# TO DO
Copy every line that contains the string "peut" from the entries below.

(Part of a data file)

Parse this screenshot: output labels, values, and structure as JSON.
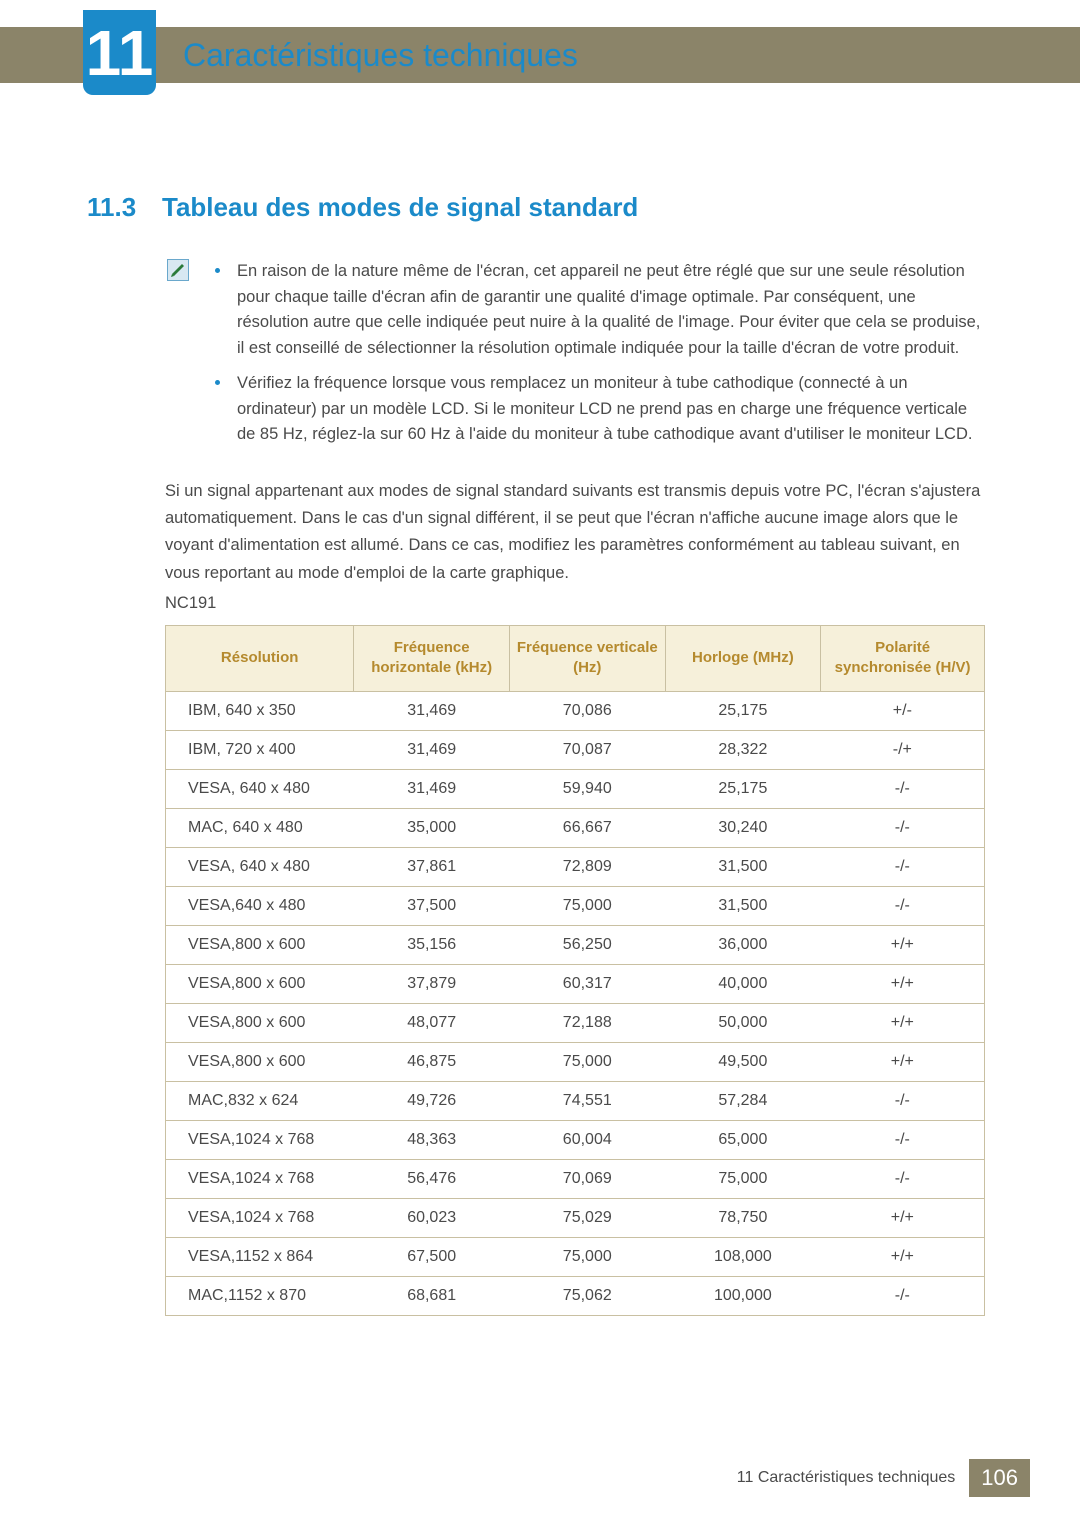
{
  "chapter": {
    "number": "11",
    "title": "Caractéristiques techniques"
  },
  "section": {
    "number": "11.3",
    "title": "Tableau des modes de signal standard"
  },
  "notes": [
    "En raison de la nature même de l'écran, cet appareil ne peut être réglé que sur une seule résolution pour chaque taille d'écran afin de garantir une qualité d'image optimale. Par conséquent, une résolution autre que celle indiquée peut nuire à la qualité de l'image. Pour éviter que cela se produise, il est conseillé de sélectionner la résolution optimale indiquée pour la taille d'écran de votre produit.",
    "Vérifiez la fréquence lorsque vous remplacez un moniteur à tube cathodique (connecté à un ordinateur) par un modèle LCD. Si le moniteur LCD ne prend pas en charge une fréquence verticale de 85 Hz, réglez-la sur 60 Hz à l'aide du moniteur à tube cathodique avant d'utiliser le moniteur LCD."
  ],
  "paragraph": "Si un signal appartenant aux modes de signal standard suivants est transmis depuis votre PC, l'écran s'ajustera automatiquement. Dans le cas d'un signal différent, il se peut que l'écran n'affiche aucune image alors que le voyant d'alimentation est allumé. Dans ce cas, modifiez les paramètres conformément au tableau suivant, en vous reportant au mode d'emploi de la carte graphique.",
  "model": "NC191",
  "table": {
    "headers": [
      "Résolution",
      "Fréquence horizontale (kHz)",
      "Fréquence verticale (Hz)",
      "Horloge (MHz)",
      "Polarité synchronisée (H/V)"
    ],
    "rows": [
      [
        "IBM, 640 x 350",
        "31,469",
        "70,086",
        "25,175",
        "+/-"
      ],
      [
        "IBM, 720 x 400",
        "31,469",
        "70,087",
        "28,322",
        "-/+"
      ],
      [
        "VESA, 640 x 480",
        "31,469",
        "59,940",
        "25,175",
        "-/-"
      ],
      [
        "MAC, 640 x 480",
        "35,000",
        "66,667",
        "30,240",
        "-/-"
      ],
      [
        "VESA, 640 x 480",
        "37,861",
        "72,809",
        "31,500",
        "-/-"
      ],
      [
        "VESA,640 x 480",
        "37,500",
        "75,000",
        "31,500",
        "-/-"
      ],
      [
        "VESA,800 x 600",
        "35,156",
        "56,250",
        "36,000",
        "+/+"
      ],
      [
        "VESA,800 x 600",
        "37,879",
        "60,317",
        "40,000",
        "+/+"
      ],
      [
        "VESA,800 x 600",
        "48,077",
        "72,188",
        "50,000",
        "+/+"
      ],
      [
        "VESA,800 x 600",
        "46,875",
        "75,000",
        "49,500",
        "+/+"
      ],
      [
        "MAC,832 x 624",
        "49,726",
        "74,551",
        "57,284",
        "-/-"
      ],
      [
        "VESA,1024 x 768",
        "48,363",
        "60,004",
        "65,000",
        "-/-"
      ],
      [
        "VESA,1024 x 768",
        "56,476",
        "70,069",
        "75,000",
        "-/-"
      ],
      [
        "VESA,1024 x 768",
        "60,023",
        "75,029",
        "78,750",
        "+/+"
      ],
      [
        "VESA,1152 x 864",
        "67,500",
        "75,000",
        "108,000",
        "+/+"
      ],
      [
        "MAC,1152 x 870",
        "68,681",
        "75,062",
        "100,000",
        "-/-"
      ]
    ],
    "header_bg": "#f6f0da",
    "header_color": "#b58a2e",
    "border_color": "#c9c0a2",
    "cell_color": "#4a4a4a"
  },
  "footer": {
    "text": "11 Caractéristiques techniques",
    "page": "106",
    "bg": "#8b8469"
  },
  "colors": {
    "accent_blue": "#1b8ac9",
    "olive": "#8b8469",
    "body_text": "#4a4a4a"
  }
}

# EXERCISE SOLUTION
    "En raison de la nature même de l'écran, cet appareil ne peut être réglé que sur une seule résolution pour chaque taille d'écran afin de garantir une qualité d'image optimale. Par conséquent, une résolution autre que celle indiquée peut nuire à la qualité de l'image. Pour éviter que cela se produise, il est conseillé de sélectionner la résolution optimale indiquée pour la taille d'écran de votre produit.",
  "paragraph": "Si un signal appartenant aux modes de signal standard suivants est transmis depuis votre PC, l'écran s'ajustera automatiquement. Dans le cas d'un signal différent, il se peut que l'écran n'affiche aucune image alors que le voyant d'alimentation est allumé. Dans ce cas, modifiez les paramètres conformément au tableau suivant, en vous reportant au mode d'emploi de la carte graphique.",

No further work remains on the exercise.